● **Written exercise**: Locate each line containing the string "this" and copy it out.

Stored dataset items:
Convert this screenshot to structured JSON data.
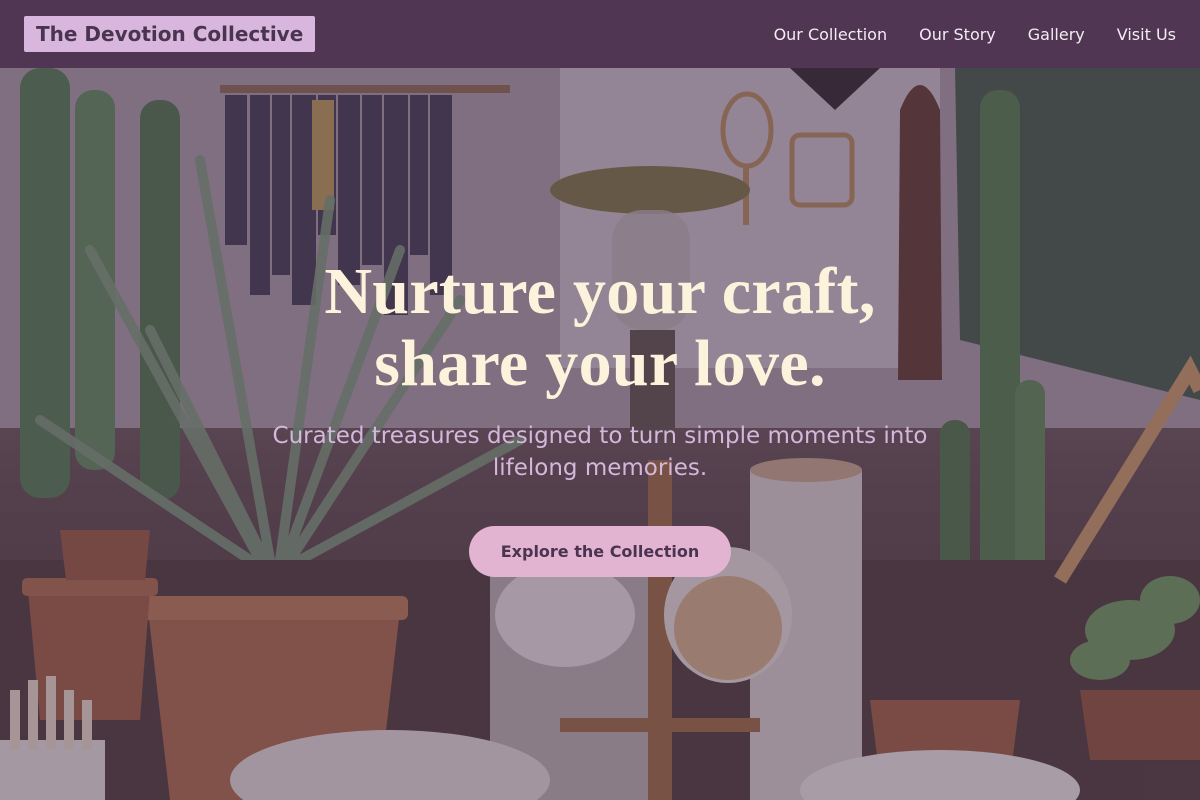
{
  "brand": {
    "name": "The Devotion Collective"
  },
  "nav": {
    "links": [
      {
        "label": "Our Collection"
      },
      {
        "label": "Our Story"
      },
      {
        "label": "Gallery"
      },
      {
        "label": "Visit Us"
      }
    ]
  },
  "hero": {
    "headline_line1": "Nurture your craft,",
    "headline_line2": "share your love.",
    "subtitle": "Curated treasures designed to turn simple moments into lifelong memories.",
    "cta_label": "Explore the Collection",
    "background_image": "shop interior with cacti, potted plants, clothing rack, lantern and mug stand"
  },
  "colors": {
    "navbar": "#4e3450",
    "brand_badge": "#d9b6dd",
    "headline": "#fdf3dc",
    "subtitle": "#d4b7dc",
    "cta_bg": "#e3b3d2",
    "cta_text": "#4a3550"
  }
}
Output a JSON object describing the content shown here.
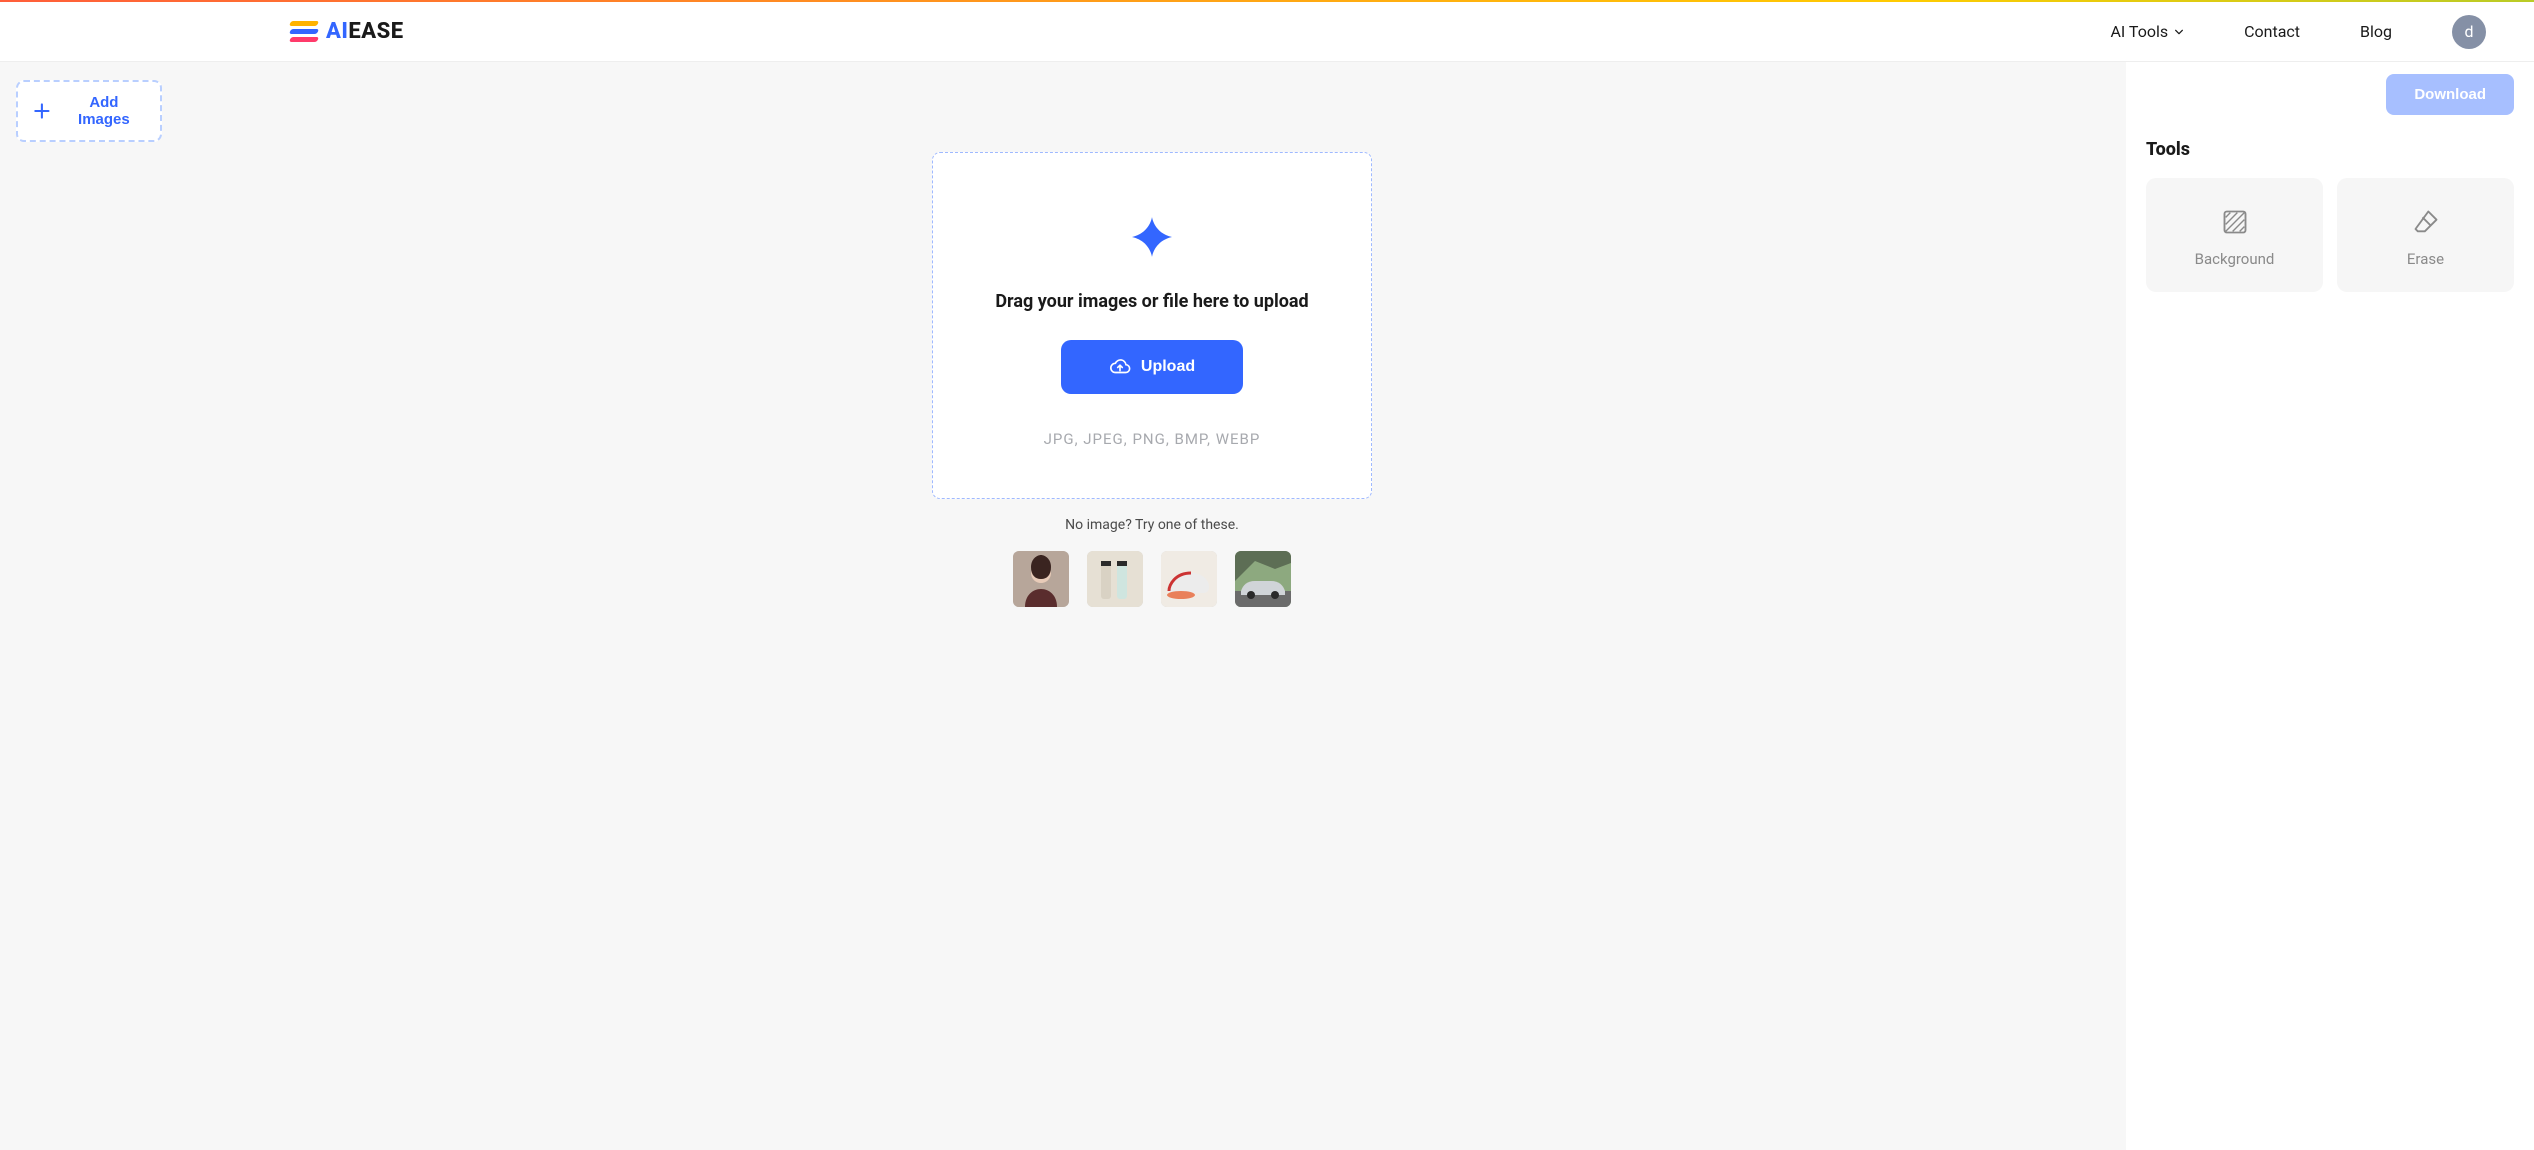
{
  "brand": {
    "ai": "AI",
    "ease": "EASE"
  },
  "nav": {
    "ai_tools": "AI Tools",
    "contact": "Contact",
    "blog": "Blog",
    "avatar_letter": "d"
  },
  "left": {
    "add_images": "Add Images"
  },
  "drop": {
    "title": "Drag your images or file here to upload",
    "upload": "Upload",
    "formats": "JPG,  JPEG,  PNG,  BMP,  WEBP"
  },
  "samples": {
    "prompt": "No image? Try one of these.",
    "items": [
      "person-sample",
      "bottles-sample",
      "shoe-sample",
      "car-sample"
    ]
  },
  "right": {
    "download": "Download",
    "tools_title": "Tools",
    "tool_background": "Background",
    "tool_erase": "Erase"
  }
}
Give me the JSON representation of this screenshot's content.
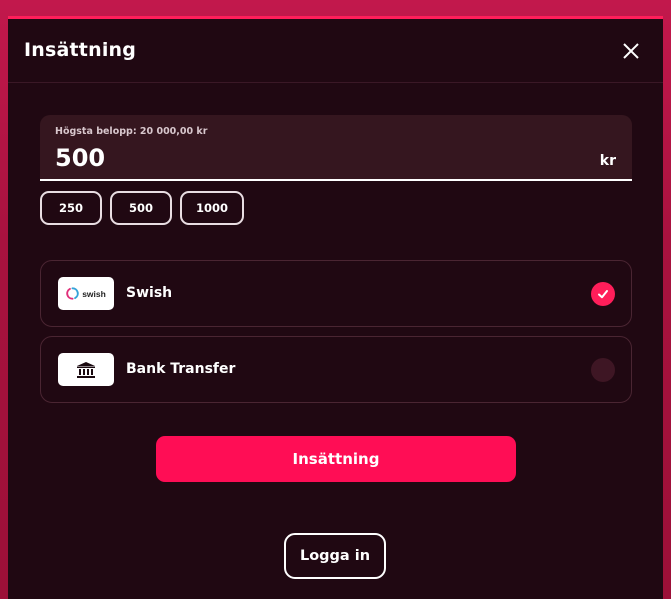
{
  "modal": {
    "title": "Insättning"
  },
  "amount": {
    "label": "Högsta belopp: 20 000,00 kr",
    "value": "500",
    "unit": "kr"
  },
  "quick_amounts": [
    "250",
    "500",
    "1000"
  ],
  "payment_methods": [
    {
      "label": "Swish",
      "logo_text": "swish",
      "icon": "swish-logo",
      "selected": true
    },
    {
      "label": "Bank Transfer",
      "icon": "bank-icon",
      "selected": false
    }
  ],
  "actions": {
    "deposit_label": "Insättning",
    "login_label": "Logga in"
  },
  "colors": {
    "accent": "#ff0d55",
    "modal_bg": "#200812",
    "page_bg": "#c2184c"
  }
}
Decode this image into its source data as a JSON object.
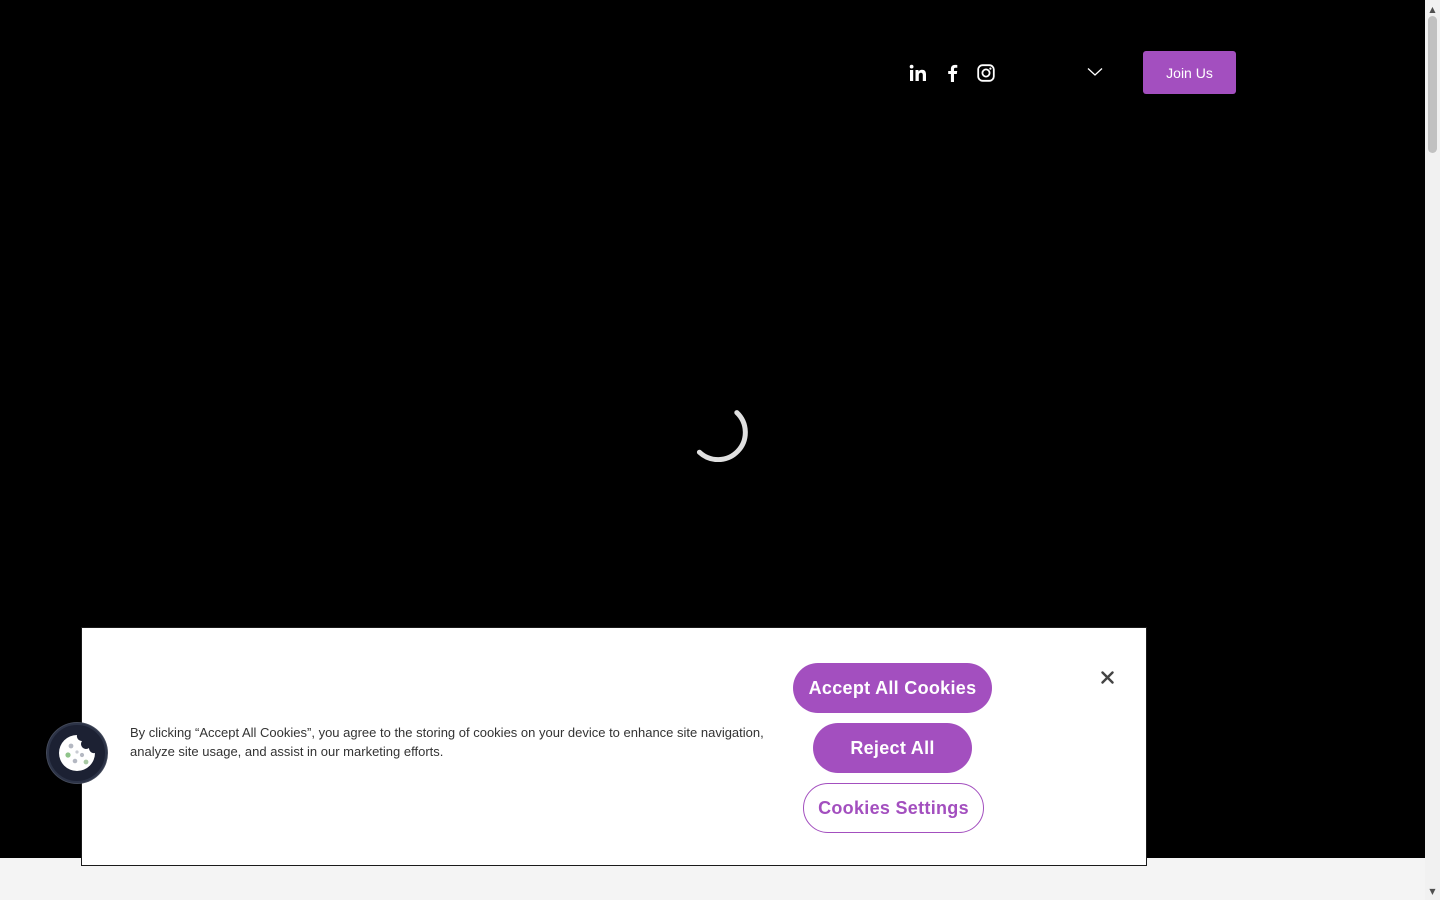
{
  "header": {
    "social": [
      {
        "name": "linkedin-icon",
        "glyph": "in"
      },
      {
        "name": "facebook-icon",
        "glyph": "f"
      },
      {
        "name": "instagram-icon",
        "glyph": "instagram"
      }
    ],
    "language_dropdown": {
      "icon": "chevron-down-icon"
    },
    "join_label": "Join Us"
  },
  "main": {
    "loading": {
      "icon": "loading-spinner-icon"
    }
  },
  "cookie_banner": {
    "text": "By clicking “Accept All Cookies”, you agree to the storing of cookies on your device to enhance site navigation, analyze site usage, and assist in our marketing efforts.",
    "accept_label": "Accept All Cookies",
    "reject_label": "Reject All",
    "settings_label": "Cookies Settings",
    "close_icon": "close-icon",
    "fab_icon": "cookie-icon"
  },
  "colors": {
    "accent": "#a34fbf",
    "background": "#000000",
    "banner_background": "#ffffff",
    "cookie_fab": "#1c2133"
  }
}
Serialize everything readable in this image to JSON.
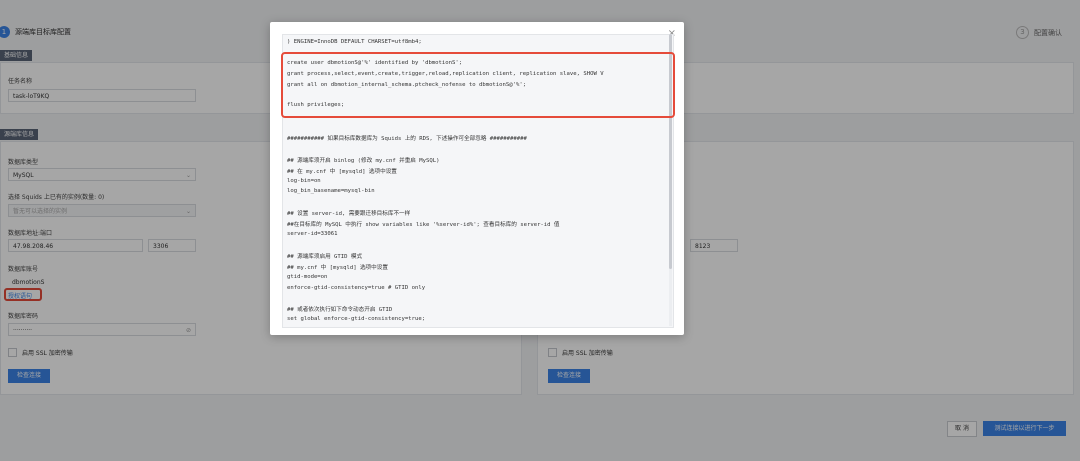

● **Answer to the problem**:
Convert this screenshot to structured JSON data.
Give me the JSON representation of this screenshot's content.
Decode this image into its source data as a JSON object.
Serialize everything readable in this image to JSON.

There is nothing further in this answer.